▸ **THE PROBLEM**
Find the word "Recommended" in the material below and gather every line that contains it.

▸ **DATASET CONTENT**
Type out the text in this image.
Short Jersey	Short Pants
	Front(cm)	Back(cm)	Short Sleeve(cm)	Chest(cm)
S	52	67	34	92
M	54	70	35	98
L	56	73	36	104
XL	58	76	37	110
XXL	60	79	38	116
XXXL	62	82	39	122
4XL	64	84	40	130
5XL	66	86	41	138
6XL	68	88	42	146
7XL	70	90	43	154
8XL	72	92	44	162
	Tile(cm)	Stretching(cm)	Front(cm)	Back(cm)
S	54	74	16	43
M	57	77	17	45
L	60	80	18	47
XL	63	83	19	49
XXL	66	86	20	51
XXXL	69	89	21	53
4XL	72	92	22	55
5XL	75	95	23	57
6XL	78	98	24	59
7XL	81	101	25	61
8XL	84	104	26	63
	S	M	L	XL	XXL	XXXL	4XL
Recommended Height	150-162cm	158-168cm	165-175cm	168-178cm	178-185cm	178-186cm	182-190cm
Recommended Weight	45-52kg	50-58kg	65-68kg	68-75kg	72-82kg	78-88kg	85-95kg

▸ **PROBLEM SOLUTION**
Recommended Height	150-162cm	158-168cm	165-175cm	168-178cm	178-185cm	178-186cm	182-190cm
Recommended Weight	45-52kg	50-58kg	65-68kg	68-75kg	72-82kg	78-88kg	85-95kg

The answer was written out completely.